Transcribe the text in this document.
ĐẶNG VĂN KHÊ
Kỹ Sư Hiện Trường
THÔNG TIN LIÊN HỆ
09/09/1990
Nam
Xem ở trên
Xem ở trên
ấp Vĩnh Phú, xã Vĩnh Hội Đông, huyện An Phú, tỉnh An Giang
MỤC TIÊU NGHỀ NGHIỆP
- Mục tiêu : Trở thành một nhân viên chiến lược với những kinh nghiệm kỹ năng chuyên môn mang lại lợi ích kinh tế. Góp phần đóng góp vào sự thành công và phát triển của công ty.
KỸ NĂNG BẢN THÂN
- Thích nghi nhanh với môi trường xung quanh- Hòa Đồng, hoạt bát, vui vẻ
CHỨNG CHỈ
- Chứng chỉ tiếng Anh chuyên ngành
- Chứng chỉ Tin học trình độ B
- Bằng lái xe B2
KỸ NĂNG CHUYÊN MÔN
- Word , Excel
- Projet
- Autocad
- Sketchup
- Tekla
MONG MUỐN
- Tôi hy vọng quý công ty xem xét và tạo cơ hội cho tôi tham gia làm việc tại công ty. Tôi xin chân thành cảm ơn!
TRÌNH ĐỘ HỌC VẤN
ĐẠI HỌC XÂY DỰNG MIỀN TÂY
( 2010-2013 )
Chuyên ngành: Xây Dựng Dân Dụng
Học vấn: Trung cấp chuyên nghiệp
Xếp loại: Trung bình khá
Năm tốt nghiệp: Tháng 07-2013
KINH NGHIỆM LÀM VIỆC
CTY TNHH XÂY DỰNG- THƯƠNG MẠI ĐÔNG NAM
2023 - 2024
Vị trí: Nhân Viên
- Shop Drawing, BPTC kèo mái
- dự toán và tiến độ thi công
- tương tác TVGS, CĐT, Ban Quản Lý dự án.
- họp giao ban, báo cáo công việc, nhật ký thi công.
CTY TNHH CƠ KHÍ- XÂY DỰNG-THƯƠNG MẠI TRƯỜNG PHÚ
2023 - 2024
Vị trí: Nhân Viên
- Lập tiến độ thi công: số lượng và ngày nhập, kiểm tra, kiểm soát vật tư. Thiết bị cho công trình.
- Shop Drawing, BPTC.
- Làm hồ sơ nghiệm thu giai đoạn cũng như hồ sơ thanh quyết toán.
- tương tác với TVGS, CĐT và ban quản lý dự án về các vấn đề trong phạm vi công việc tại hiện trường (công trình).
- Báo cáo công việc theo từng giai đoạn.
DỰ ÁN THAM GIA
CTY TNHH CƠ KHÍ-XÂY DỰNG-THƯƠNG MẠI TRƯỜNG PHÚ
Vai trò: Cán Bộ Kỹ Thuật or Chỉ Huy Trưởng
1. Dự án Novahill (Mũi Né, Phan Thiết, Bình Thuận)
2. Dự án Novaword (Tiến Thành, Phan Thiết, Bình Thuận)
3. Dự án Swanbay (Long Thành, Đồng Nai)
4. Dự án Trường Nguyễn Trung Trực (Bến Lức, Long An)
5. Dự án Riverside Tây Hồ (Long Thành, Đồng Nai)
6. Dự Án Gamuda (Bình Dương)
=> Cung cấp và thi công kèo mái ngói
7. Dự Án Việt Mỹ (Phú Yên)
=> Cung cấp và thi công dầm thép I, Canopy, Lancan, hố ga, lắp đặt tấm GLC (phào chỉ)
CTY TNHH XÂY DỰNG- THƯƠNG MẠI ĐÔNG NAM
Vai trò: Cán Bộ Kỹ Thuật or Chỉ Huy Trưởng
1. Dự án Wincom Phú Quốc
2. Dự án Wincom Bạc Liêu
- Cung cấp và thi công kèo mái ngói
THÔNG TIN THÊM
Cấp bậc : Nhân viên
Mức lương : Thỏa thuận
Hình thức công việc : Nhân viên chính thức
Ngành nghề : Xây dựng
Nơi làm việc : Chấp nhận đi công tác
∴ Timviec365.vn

● **SET TASK**
From the data above, pick out each line containing "Wincom" and copy it.

● **SOLUTION TO THIS PROBLEM**
1. Dự án Wincom Phú Quốc
2. Dự án Wincom Bạc Liêu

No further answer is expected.